任务说明: 将下列全部记录逐行原样复述，不得增删或改动任何内容。

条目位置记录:
------------------------------------------------

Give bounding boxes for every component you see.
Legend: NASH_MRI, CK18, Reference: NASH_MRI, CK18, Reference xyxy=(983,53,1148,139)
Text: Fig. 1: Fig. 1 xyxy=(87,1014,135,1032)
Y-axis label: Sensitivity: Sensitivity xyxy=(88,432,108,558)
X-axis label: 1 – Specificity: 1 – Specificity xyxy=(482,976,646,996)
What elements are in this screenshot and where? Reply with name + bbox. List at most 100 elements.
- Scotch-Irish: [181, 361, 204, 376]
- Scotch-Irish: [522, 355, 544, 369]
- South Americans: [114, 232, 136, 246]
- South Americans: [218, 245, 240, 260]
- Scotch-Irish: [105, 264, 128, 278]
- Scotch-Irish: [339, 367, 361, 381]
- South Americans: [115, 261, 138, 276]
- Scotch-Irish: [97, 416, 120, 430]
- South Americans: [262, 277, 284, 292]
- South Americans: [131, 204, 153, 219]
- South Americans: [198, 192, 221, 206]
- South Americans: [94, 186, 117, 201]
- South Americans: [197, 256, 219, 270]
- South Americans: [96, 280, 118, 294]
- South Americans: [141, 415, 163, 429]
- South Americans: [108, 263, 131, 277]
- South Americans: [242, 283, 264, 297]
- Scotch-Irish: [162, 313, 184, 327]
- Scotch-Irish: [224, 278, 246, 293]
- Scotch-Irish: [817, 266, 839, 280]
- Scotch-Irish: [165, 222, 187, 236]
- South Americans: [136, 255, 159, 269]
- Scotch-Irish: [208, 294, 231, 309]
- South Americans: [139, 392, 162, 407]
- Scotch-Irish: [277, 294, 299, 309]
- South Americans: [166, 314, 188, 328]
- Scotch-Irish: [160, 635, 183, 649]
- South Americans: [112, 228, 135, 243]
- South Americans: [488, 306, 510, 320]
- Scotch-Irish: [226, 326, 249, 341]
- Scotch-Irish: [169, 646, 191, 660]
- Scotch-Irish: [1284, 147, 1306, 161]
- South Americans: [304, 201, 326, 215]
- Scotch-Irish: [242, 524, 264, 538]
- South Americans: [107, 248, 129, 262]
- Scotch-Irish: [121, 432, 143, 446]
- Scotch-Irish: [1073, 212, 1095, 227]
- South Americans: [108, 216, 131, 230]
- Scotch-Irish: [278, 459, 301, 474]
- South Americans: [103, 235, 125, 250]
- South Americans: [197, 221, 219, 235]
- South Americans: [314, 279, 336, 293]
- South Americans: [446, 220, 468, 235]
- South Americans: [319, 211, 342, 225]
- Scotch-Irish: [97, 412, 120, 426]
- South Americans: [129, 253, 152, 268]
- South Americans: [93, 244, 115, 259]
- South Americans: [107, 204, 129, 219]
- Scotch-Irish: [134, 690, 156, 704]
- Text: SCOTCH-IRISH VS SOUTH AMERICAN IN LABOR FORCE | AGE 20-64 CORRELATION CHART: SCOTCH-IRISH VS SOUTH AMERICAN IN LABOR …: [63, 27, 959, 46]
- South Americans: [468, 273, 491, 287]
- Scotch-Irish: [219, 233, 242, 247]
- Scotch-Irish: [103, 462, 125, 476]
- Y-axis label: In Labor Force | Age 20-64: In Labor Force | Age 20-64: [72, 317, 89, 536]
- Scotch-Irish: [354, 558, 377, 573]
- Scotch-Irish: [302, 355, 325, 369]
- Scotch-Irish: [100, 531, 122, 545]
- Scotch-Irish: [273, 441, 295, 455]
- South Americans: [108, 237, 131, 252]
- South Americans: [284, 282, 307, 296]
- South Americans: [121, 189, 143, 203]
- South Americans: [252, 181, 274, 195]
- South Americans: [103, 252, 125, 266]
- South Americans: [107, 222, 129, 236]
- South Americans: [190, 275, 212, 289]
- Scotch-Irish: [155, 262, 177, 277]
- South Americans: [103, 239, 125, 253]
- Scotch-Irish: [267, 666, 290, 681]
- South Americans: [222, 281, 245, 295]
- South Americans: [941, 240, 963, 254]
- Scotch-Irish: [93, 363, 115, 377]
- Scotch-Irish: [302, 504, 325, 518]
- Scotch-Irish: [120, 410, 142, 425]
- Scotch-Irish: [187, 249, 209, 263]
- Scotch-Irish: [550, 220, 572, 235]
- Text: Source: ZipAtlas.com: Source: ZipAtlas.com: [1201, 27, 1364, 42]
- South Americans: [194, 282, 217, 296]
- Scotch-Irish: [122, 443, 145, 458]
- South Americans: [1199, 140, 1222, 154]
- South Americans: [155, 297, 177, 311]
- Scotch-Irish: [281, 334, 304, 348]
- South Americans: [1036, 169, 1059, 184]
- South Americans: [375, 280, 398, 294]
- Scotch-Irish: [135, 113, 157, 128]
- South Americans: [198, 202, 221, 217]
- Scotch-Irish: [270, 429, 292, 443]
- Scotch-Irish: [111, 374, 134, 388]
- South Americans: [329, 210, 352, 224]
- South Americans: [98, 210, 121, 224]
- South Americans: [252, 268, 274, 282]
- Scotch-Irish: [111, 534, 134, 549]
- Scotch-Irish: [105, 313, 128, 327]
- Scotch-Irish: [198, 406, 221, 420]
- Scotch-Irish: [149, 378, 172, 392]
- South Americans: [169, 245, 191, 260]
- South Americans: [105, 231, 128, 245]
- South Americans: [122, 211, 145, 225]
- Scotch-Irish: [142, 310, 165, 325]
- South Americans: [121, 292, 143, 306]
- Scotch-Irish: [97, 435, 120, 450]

------------------------------------------------

完成结果:
Give bounding boxes for every component you see.
Legend: NASH_MRI, CK18, Reference: NASH_MRI, CK18, Reference xyxy=(983,53,1148,139)
Text: Fig. 1: Fig. 1 xyxy=(87,1014,135,1032)
Y-axis label: Sensitivity: Sensitivity xyxy=(88,432,108,558)
X-axis label: 1 – Specificity: 1 – Specificity xyxy=(482,976,646,996)
What elements are in this screenshot and where? Reply with name + bbox. List at most 100 elements.
- Scotch-Irish: [181, 361, 204, 376]
- Scotch-Irish: [522, 355, 544, 369]
- South Americans: [114, 232, 136, 246]
- South Americans: [218, 245, 240, 260]
- Scotch-Irish: [105, 264, 128, 278]
- Scotch-Irish: [339, 367, 361, 381]
- South Americans: [115, 261, 138, 276]
- Scotch-Irish: [97, 416, 120, 430]
- South Americans: [262, 277, 284, 292]
- South Americans: [131, 204, 153, 219]
- South Americans: [198, 192, 221, 206]
- South Americans: [94, 186, 117, 201]
- South Americans: [197, 256, 219, 270]
- South Americans: [96, 280, 118, 294]
- South Americans: [141, 415, 163, 429]
- South Americans: [108, 263, 131, 277]
- South Americans: [242, 283, 264, 297]
- Scotch-Irish: [162, 313, 184, 327]
- Scotch-Irish: [224, 278, 246, 293]
- Scotch-Irish: [817, 266, 839, 280]
- Scotch-Irish: [165, 222, 187, 236]
- South Americans: [136, 255, 159, 269]
- Scotch-Irish: [208, 294, 231, 309]
- South Americans: [139, 392, 162, 407]
- Scotch-Irish: [277, 294, 299, 309]
- South Americans: [166, 314, 188, 328]
- Scotch-Irish: [160, 635, 183, 649]
- South Americans: [112, 228, 135, 243]
- South Americans: [488, 306, 510, 320]
- Scotch-Irish: [226, 326, 249, 341]
- Scotch-Irish: [169, 646, 191, 660]
- Scotch-Irish: [1284, 147, 1306, 161]
- South Americans: [304, 201, 326, 215]
- Scotch-Irish: [242, 524, 264, 538]
- South Americans: [107, 248, 129, 262]
- Scotch-Irish: [121, 432, 143, 446]
- Scotch-Irish: [1073, 212, 1095, 227]
- South Americans: [108, 216, 131, 230]
- Scotch-Irish: [278, 459, 301, 474]
- South Americans: [103, 235, 125, 250]
- South Americans: [197, 221, 219, 235]
- South Americans: [314, 279, 336, 293]
- South Americans: [446, 220, 468, 235]
- South Americans: [319, 211, 342, 225]
- Scotch-Irish: [97, 412, 120, 426]
- South Americans: [129, 253, 152, 268]
- South Americans: [93, 244, 115, 259]
- South Americans: [107, 204, 129, 219]
- Scotch-Irish: [134, 690, 156, 704]
- Text: SCOTCH-IRISH VS SOUTH AMERICAN IN LABOR FORCE | AGE 20-64 CORRELATION CHART: SCOTCH-IRISH VS SOUTH AMERICAN IN LABOR …: [63, 27, 959, 46]
- South Americans: [468, 273, 491, 287]
- Scotch-Irish: [219, 233, 242, 247]
- Scotch-Irish: [103, 462, 125, 476]
- Y-axis label: In Labor Force | Age 20-64: In Labor Force | Age 20-64: [72, 317, 89, 536]
- Scotch-Irish: [354, 558, 377, 573]
- Scotch-Irish: [302, 355, 325, 369]
- Scotch-Irish: [100, 531, 122, 545]
- Scotch-Irish: [273, 441, 295, 455]
- South Americans: [108, 237, 131, 252]
- South Americans: [284, 282, 307, 296]
- South Americans: [121, 189, 143, 203]
- South Americans: [252, 181, 274, 195]
- South Americans: [103, 252, 125, 266]
- South Americans: [107, 222, 129, 236]
- South Americans: [190, 275, 212, 289]
- Scotch-Irish: [155, 262, 177, 277]
- South Americans: [103, 239, 125, 253]
- Scotch-Irish: [267, 666, 290, 681]
- South Americans: [222, 281, 245, 295]
- South Americans: [941, 240, 963, 254]
- Scotch-Irish: [93, 363, 115, 377]
- Scotch-Irish: [302, 504, 325, 518]
- Scotch-Irish: [120, 410, 142, 425]
- Scotch-Irish: [187, 249, 209, 263]
- Scotch-Irish: [550, 220, 572, 235]
- Text: Source: ZipAtlas.com: Source: ZipAtlas.com: [1201, 27, 1364, 42]
- South Americans: [194, 282, 217, 296]
- Scotch-Irish: [122, 443, 145, 458]
- South Americans: [1199, 140, 1222, 154]
- South Americans: [155, 297, 177, 311]
- Scotch-Irish: [281, 334, 304, 348]
- South Americans: [1036, 169, 1059, 184]
- South Americans: [375, 280, 398, 294]
- Scotch-Irish: [135, 113, 157, 128]
- South Americans: [198, 202, 221, 217]
- Scotch-Irish: [270, 429, 292, 443]
- Scotch-Irish: [111, 374, 134, 388]
- South Americans: [329, 210, 352, 224]
- South Americans: [98, 210, 121, 224]
- South Americans: [252, 268, 274, 282]
- Scotch-Irish: [111, 534, 134, 549]
- Scotch-Irish: [105, 313, 128, 327]
- Scotch-Irish: [198, 406, 221, 420]
- Scotch-Irish: [149, 378, 172, 392]
- South Americans: [169, 245, 191, 260]
- South Americans: [105, 231, 128, 245]
- South Americans: [122, 211, 145, 225]
- Scotch-Irish: [142, 310, 165, 325]
- South Americans: [121, 292, 143, 306]
- Scotch-Irish: [97, 435, 120, 450]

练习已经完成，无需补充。